→ **Written problem**:
Write out all the entries word for word, but skip any images.

→ **Provided material**:

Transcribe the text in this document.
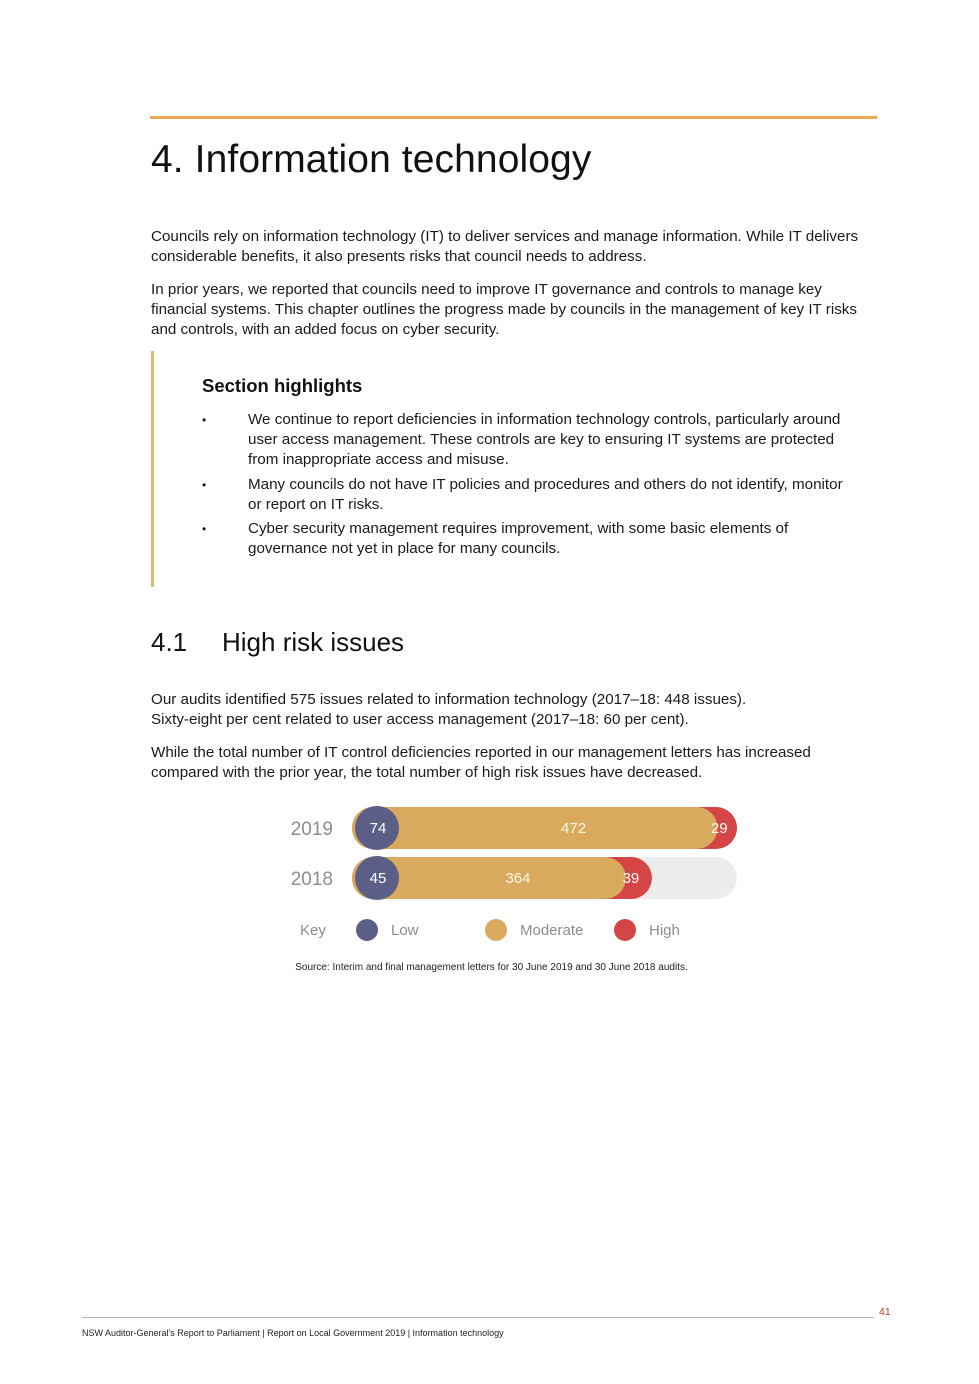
4. Information technology

Councils rely on information technology (IT) to deliver services and manage information. While IT delivers considerable benefits, it also presents risks that council needs to address.

In prior years, we reported that councils need to improve IT governance and controls to manage key financial systems. This chapter outlines the progress made by councils in the management of key IT risks and controls, with an added focus on cyber security.

Section highlights
•	We continue to report deficiencies in information technology controls, particularly around user access management. These controls are key to ensuring IT systems are protected from inappropriate access and misuse.
•	Many councils do not have IT policies and procedures and others do not identify, monitor or report on IT risks.
•	Cyber security management requires improvement, with some basic elements of governance not yet in place for many councils.
4.1 High risk issues

Our audits identified 575 issues related to information technology (2017–18: 448 issues).
Sixty-eight per cent related to user access management (2017–18: 60 per cent).

While the total number of IT control deficiencies reported in our management letters has increased compared with the prior year, the total number of high risk issues have decreased.

2019 74	472	29
2018 45	364	39
Key	Low	Moderate	High

Source: Interim and final management letters for 30 June 2019 and 30 June 2018 audits.

41
NSW Auditor-General's Report to Parliament | Report on Local Government 2019 | Information technology
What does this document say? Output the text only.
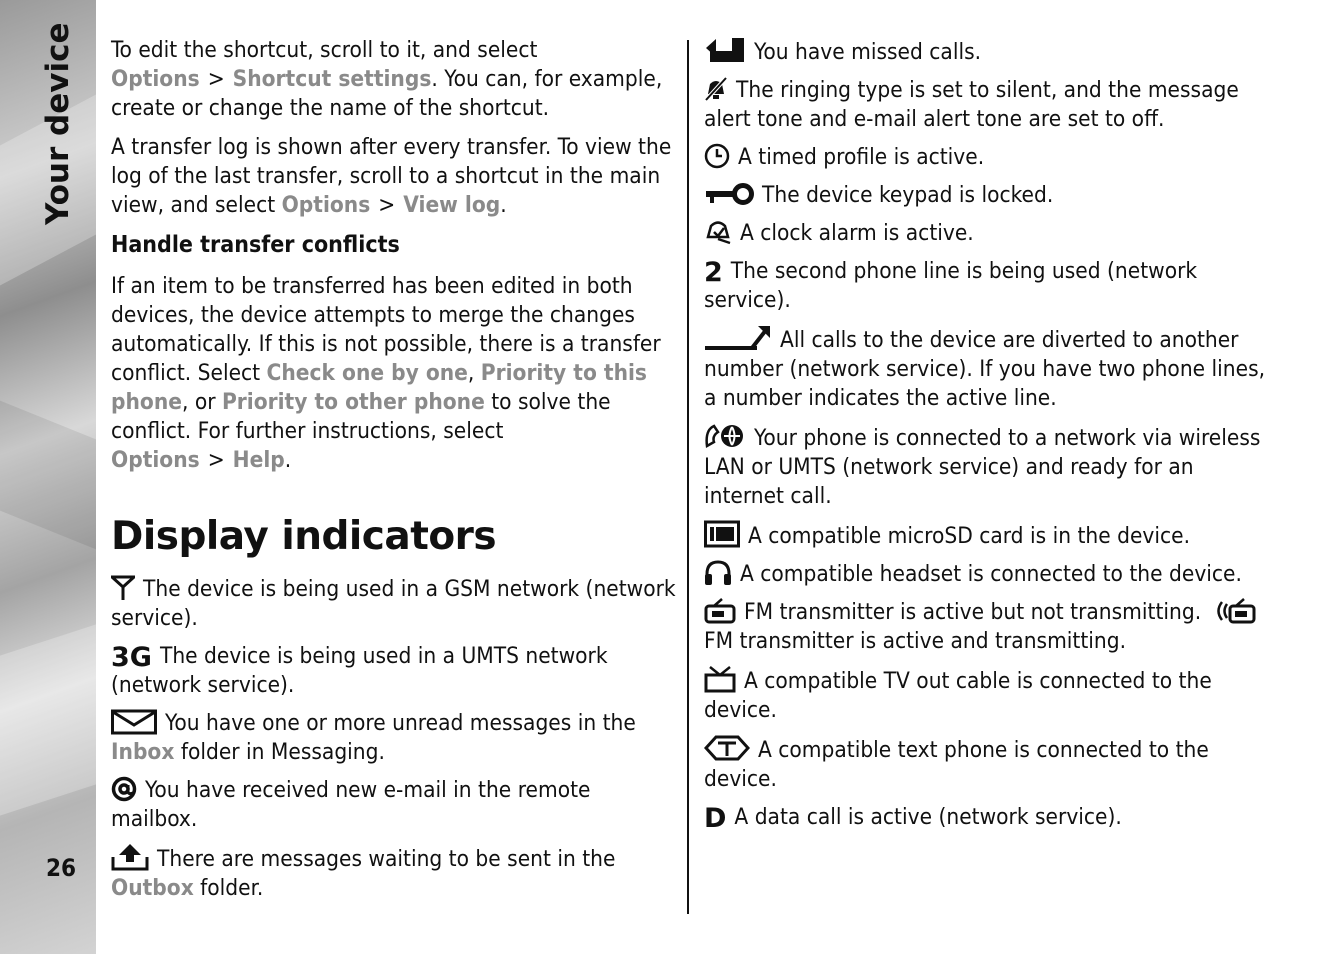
Your device
26

To edit the shortcut, scroll to it, and select Options > Shortcut settings. You can, for example, create or change the name of the shortcut.

A transfer log is shown after every transfer. To view the log of the last transfer, scroll to a shortcut in the main view, and select Options > View log.

Handle transfer conflicts

If an item to be transferred has been edited in both devices, the device attempts to merge the changes automatically. If this is not possible, there is a transfer conflict. Select Check one by one, Priority to this phone, or Priority to other phone to solve the conflict. For further instructions, select Options > Help.

Display indicators

The device is being used in a GSM network (network service).

3G The device is being used in a UMTS network (network service).

You have one or more unread messages in the Inbox folder in Messaging.

You have received new e-mail in the remote mailbox.

There are messages waiting to be sent in the Outbox folder.

You have missed calls.

The ringing type is set to silent, and the message alert tone and e-mail alert tone are set to off.

A timed profile is active.

The device keypad is locked.

A clock alarm is active.

2 The second phone line is being used (network service).

All calls to the device are diverted to another number (network service). If you have two phone lines, a number indicates the active line.

Your phone is connected to a network via wireless LAN or UMTS (network service) and ready for an internet call.

A compatible microSD card is in the device.

A compatible headset is connected to the device.

FM transmitter is active but not transmitting.
FM transmitter is active and transmitting.

A compatible TV out cable is connected to the device.

A compatible text phone is connected to the device.

D A data call is active (network service).
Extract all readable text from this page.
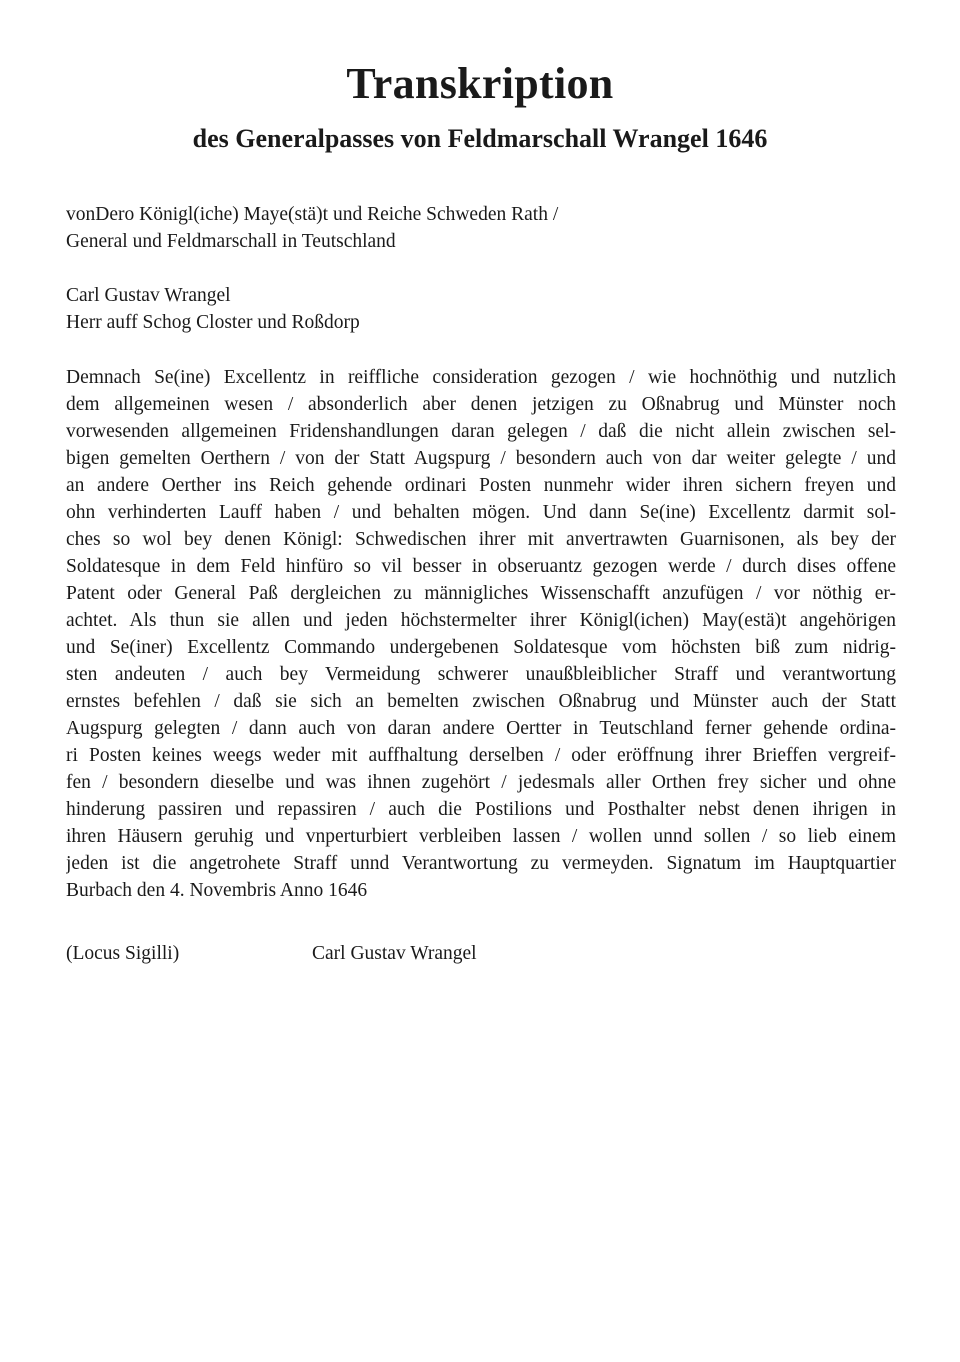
Transkription
des Generalpasses von Feldmarschall Wrangel 1646
vonDero Königl(iche) Maye(stä)t und Reiche Schweden Rath /
General und Feldmarschall in Teutschland
Carl Gustav Wrangel
Herr auff Schog Closter und Roßdorp
Demnach Se(ine) Excellentz in reiffliche consideration gezogen / wie hochnöthig und nutzlich
dem allgemeinen wesen / absonderlich aber denen jetzigen zu Oßnabrug und Münster noch
vorwesenden allgemeinen Fridenshandlungen daran gelegen / daß die nicht allein zwischen sel-
bigen gemelten Oerthern / von der Statt Augspurg / besondern auch von dar weiter gelegte / und
an andere Oerther ins Reich gehende ordinari Posten nunmehr wider ihren sichern freyen und
ohn verhinderten Lauff haben / und behalten mögen. Und dann Se(ine) Excellentz darmit sol-
ches so wol bey denen Königl: Schwedischen ihrer mit anvertrawten Guarnisonen, als bey der
Soldatesque in dem Feld hinfüro so vil besser in obseruantz gezogen werde / durch dises offene
Patent oder General Paß dergleichen zu männigliches Wissenschafft anzufügen / vor nöthig er-
achtet. Als thun sie allen und jeden höchstermelter ihrer Königl(ichen) May(estä)t angehörigen
und Se(iner) Excellentz Commando undergebenen Soldatesque vom höchsten biß zum nidrig-
sten andeuten / auch bey Vermeidung schwerer unaußbleiblicher Straff und verantwortung
ernstes befehlen / daß sie sich an bemelten zwischen Oßnabrug und Münster auch der Statt
Augspurg gelegten / dann auch von daran andere Oertter in Teutschland ferner gehende ordina-
ri Posten keines weegs weder mit auffhaltung derselben / oder eröffnung ihrer Brieffen vergreif-
fen / besondern dieselbe und was ihnen zugehört / jedesmals aller Orthen frey sicher und ohne
hinderung passiren und repassiren / auch die Postilions und Posthalter nebst denen ihrigen in
ihren Häusern geruhig und vnperturbiert verbleiben lassen / wollen unnd sollen / so lieb einem
jeden ist die angetrohete Straff unnd Verantwortung zu vermeyden. Signatum im Hauptquartier
Burbach den 4. Novembris Anno 1646
(Locus Sigilli)	Carl Gustav Wrangel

→ **Complete response**:
Transcribe the text in this document.
4. Information technology

Councils rely on information technology (IT) to deliver services and manage information. While IT delivers considerable benefits, it also presents risks that council needs to address.

In prior years, we reported that councils need to improve IT governance and controls to manage key financial systems. This chapter outlines the progress made by councils in the management of key IT risks and controls, with an added focus on cyber security.

Section highlights
•	We continue to report deficiencies in information technology controls, particularly around user access management. These controls are key to ensuring IT systems are protected from inappropriate access and misuse.
•	Many councils do not have IT policies and procedures and others do not identify, monitor or report on IT risks.
•	Cyber security management requires improvement, with some basic elements of governance not yet in place for many councils.
4.1 High risk issues

Our audits identified 575 issues related to information technology (2017–18: 448 issues).
Sixty-eight per cent related to user access management (2017–18: 60 per cent).

While the total number of IT control deficiencies reported in our management letters has increased compared with the prior year, the total number of high risk issues have decreased.

2019 74	472	29
2018 45	364	39
Key	Low	Moderate	High

Source: Interim and final management letters for 30 June 2019 and 30 June 2018 audits.

41
NSW Auditor-General's Report to Parliament | Report on Local Government 2019 | Information technology
What does this document say? Output the text only.
Your device
26

To edit the shortcut, scroll to it, and select Options > Shortcut settings. You can, for example, create or change the name of the shortcut.

A transfer log is shown after every transfer. To view the log of the last transfer, scroll to a shortcut in the main view, and select Options > View log.

Handle transfer conflicts

If an item to be transferred has been edited in both devices, the device attempts to merge the changes automatically. If this is not possible, there is a transfer conflict. Select Check one by one, Priority to this phone, or Priority to other phone to solve the conflict. For further instructions, select Options > Help.

Display indicators

The device is being used in a GSM network (network service).

3G The device is being used in a UMTS network (network service).

You have one or more unread messages in the Inbox folder in Messaging.

You have received new e-mail in the remote mailbox.

There are messages waiting to be sent in the Outbox folder.

You have missed calls.

The ringing type is set to silent, and the message alert tone and e-mail alert tone are set to off.

A timed profile is active.

The device keypad is locked.

A clock alarm is active.

2 The second phone line is being used (network service).

All calls to the device are diverted to another number (network service). If you have two phone lines, a number indicates the active line.

Your phone is connected to a network via wireless LAN or UMTS (network service) and ready for an internet call.

A compatible microSD card is in the device.

A compatible headset is connected to the device.

FM transmitter is active but not transmitting.
FM transmitter is active and transmitting.

A compatible TV out cable is connected to the device.

A compatible text phone is connected to the device.

D A data call is active (network service).
Extract all readable text from this page.
Transkription
des Generalpasses von Feldmarschall Wrangel 1646
vonDero Königl(iche) Maye(stä)t und Reiche Schweden Rath /
General und Feldmarschall in Teutschland
Carl Gustav Wrangel
Herr auff Schog Closter und Roßdorp
Demnach Se(ine) Excellentz in reiffliche consideration gezogen / wie hochnöthig und nutzlich
dem allgemeinen wesen / absonderlich aber denen jetzigen zu Oßnabrug und Münster noch
vorwesenden allgemeinen Fridenshandlungen daran gelegen / daß die nicht allein zwischen sel-
bigen gemelten Oerthern / von der Statt Augspurg / besondern auch von dar weiter gelegte / und
an andere Oerther ins Reich gehende ordinari Posten nunmehr wider ihren sichern freyen und
ohn verhinderten Lauff haben / und behalten mögen. Und dann Se(ine) Excellentz darmit sol-
ches so wol bey denen Königl: Schwedischen ihrer mit anvertrawten Guarnisonen, als bey der
Soldatesque in dem Feld hinfüro so vil besser in obseruantz gezogen werde / durch dises offene
Patent oder General Paß dergleichen zu männigliches Wissenschafft anzufügen / vor nöthig er-
achtet. Als thun sie allen und jeden höchstermelter ihrer Königl(ichen) May(estä)t angehörigen
und Se(iner) Excellentz Commando undergebenen Soldatesque vom höchsten biß zum nidrig-
sten andeuten / auch bey Vermeidung schwerer unaußbleiblicher Straff und verantwortung
ernstes befehlen / daß sie sich an bemelten zwischen Oßnabrug und Münster auch der Statt
Augspurg gelegten / dann auch von daran andere Oertter in Teutschland ferner gehende ordina-
ri Posten keines weegs weder mit auffhaltung derselben / oder eröffnung ihrer Brieffen vergreif-
fen / besondern dieselbe und was ihnen zugehört / jedesmals aller Orthen frey sicher und ohne
hinderung passiren und repassiren / auch die Postilions und Posthalter nebst denen ihrigen in
ihren Häusern geruhig und vnperturbiert verbleiben lassen / wollen unnd sollen / so lieb einem
jeden ist die angetrohete Straff unnd Verantwortung zu vermeyden. Signatum im Hauptquartier
Burbach den 4. Novembris Anno 1646
(Locus Sigilli)	Carl Gustav Wrangel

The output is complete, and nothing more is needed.